# What to do:
The data must be written out once more, precisely as given.

# Data for this exercise:

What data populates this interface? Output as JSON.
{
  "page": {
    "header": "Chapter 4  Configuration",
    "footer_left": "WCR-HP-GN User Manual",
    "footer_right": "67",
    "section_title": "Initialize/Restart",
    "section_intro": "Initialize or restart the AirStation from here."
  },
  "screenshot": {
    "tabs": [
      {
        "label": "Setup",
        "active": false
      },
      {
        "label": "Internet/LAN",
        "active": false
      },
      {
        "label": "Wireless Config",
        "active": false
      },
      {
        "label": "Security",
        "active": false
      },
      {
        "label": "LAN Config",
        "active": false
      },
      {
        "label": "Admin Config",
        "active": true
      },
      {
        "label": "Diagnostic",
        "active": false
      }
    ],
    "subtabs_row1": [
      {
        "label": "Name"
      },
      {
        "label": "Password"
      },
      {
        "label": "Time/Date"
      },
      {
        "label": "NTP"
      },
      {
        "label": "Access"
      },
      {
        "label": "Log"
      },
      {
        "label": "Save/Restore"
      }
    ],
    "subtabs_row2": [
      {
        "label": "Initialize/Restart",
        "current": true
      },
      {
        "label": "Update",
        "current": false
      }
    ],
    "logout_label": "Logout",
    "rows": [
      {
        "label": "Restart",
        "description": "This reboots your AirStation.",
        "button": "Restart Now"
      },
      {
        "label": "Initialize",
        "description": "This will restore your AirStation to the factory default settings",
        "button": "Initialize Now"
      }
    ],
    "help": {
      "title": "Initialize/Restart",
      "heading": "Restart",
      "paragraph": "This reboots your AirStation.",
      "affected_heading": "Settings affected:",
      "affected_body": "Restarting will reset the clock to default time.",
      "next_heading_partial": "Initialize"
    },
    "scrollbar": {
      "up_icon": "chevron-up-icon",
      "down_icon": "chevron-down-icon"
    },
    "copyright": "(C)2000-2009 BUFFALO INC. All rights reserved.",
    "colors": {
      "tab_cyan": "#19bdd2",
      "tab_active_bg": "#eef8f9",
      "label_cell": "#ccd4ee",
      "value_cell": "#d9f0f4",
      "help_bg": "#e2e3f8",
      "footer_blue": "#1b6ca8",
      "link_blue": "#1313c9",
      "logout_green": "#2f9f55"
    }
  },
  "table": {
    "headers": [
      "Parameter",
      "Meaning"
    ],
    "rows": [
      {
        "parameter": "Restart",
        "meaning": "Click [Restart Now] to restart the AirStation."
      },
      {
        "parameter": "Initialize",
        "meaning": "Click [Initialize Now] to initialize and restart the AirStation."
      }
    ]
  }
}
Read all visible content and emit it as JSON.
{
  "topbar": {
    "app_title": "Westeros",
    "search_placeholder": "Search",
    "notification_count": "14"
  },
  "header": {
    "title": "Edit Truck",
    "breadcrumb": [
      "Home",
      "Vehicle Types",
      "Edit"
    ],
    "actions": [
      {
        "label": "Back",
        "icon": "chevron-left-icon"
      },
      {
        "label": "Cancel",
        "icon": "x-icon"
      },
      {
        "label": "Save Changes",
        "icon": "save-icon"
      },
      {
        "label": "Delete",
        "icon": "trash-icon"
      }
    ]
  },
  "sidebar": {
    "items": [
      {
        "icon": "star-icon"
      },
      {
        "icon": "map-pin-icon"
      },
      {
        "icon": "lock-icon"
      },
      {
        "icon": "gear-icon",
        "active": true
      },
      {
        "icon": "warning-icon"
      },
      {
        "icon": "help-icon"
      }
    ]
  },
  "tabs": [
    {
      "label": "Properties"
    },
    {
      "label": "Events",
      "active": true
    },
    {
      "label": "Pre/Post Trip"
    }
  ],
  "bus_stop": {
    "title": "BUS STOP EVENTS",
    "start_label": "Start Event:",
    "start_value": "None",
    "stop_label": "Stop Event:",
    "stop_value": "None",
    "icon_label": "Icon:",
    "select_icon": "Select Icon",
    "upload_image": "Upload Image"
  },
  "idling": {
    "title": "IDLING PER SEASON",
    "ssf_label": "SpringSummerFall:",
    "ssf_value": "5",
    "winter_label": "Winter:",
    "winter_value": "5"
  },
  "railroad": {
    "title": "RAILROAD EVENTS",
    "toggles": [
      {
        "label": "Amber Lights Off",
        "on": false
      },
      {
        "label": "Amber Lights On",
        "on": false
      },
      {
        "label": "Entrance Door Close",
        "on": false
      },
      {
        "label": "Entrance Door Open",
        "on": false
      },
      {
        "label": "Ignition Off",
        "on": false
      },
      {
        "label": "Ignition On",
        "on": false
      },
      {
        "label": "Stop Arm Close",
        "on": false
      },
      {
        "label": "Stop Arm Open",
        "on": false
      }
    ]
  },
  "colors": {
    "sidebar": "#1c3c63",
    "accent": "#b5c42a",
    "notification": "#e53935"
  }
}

# Reply to the exercise:
What data populates this interface? Output as JSON.
{
  "page": {
    "header": "Chapter 4  Configuration",
    "footer_left": "WCR-HP-GN User Manual",
    "footer_right": "67",
    "section_title": "Initialize/Restart",
    "section_intro": "Initialize or restart the AirStation from here."
  },
  "screenshot": {
    "tabs": [
      {
        "label": "Setup",
        "active": false
      },
      {
        "label": "Internet/LAN",
        "active": false
      },
      {
        "label": "Wireless Config",
        "active": false
      },
      {
        "label": "Security",
        "active": false
      },
      {
        "label": "LAN Config",
        "active": false
      },
      {
        "label": "Admin Config",
        "active": true
      },
      {
        "label": "Diagnostic",
        "active": false
      }
    ],
    "subtabs_row1": [
      {
        "label": "Name"
      },
      {
        "label": "Password"
      },
      {
        "label": "Time/Date"
      },
      {
        "label": "NTP"
      },
      {
        "label": "Access"
      },
      {
        "label": "Log"
      },
      {
        "label": "Save/Restore"
      }
    ],
    "subtabs_row2": [
      {
        "label": "Initialize/Restart",
        "current": true
      },
      {
        "label": "Update",
        "current": false
      }
    ],
    "logout_label": "Logout",
    "rows": [
      {
        "label": "Restart",
        "description": "This reboots your AirStation.",
        "button": "Restart Now"
      },
      {
        "label": "Initialize",
        "description": "This will restore your AirStation to the factory default settings",
        "button": "Initialize Now"
      }
    ],
    "help": {
      "title": "Initialize/Restart",
      "heading": "Restart",
      "paragraph": "This reboots your AirStation.",
      "affected_heading": "Settings affected:",
      "affected_body": "Restarting will reset the clock to default time.",
      "next_heading_partial": "Initialize"
    },
    "scrollbar": {
      "up_icon": "chevron-up-icon",
      "down_icon": "chevron-down-icon"
    },
    "copyright": "(C)2000-2009 BUFFALO INC. All rights reserved.",
    "colors": {
      "tab_cyan": "#19bdd2",
      "tab_active_bg": "#eef8f9",
      "label_cell": "#ccd4ee",
      "value_cell": "#d9f0f4",
      "help_bg": "#e2e3f8",
      "footer_blue": "#1b6ca8",
      "link_blue": "#1313c9",
      "logout_green": "#2f9f55"
    }
  },
  "table": {
    "headers": [
      "Parameter",
      "Meaning"
    ],
    "rows": [
      {
        "parameter": "Restart",
        "meaning": "Click [Restart Now] to restart the AirStation."
      },
      {
        "parameter": "Initialize",
        "meaning": "Click [Initialize Now] to initialize and restart the AirStation."
      }
    ]
  }
}
Read all visible content and emit it as JSON.
{
  "topbar": {
    "app_title": "Westeros",
    "search_placeholder": "Search",
    "notification_count": "14"
  },
  "header": {
    "title": "Edit Truck",
    "breadcrumb": [
      "Home",
      "Vehicle Types",
      "Edit"
    ],
    "actions": [
      {
        "label": "Back",
        "icon": "chevron-left-icon"
      },
      {
        "label": "Cancel",
        "icon": "x-icon"
      },
      {
        "label": "Save Changes",
        "icon": "save-icon"
      },
      {
        "label": "Delete",
        "icon": "trash-icon"
      }
    ]
  },
  "sidebar": {
    "items": [
      {
        "icon": "star-icon"
      },
      {
        "icon": "map-pin-icon"
      },
      {
        "icon": "lock-icon"
      },
      {
        "icon": "gear-icon",
        "active": true
      },
      {
        "icon": "warning-icon"
      },
      {
        "icon": "help-icon"
      }
    ]
  },
  "tabs": [
    {
      "label": "Properties"
    },
    {
      "label": "Events",
      "active": true
    },
    {
      "label": "Pre/Post Trip"
    }
  ],
  "bus_stop": {
    "title": "BUS STOP EVENTS",
    "start_label": "Start Event:",
    "start_value": "None",
    "stop_label": "Stop Event:",
    "stop_value": "None",
    "icon_label": "Icon:",
    "select_icon": "Select Icon",
    "upload_image": "Upload Image"
  },
  "idling": {
    "title": "IDLING PER SEASON",
    "ssf_label": "SpringSummerFall:",
    "ssf_value": "5",
    "winter_label": "Winter:",
    "winter_value": "5"
  },
  "railroad": {
    "title": "RAILROAD EVENTS",
    "toggles": [
      {
        "label": "Amber Lights Off",
        "on": false
      },
      {
        "label": "Amber Lights On",
        "on": false
      },
      {
        "label": "Entrance Door Close",
        "on": false
      },
      {
        "label": "Entrance Door Open",
        "on": false
      },
      {
        "label": "Ignition Off",
        "on": false
      },
      {
        "label": "Ignition On",
        "on": false
      },
      {
        "label": "Stop Arm Close",
        "on": false
      },
      {
        "label": "Stop Arm Open",
        "on": false
      }
    ]
  },
  "colors": {
    "sidebar": "#1c3c63",
    "accent": "#b5c42a",
    "notification": "#e53935"
  }
}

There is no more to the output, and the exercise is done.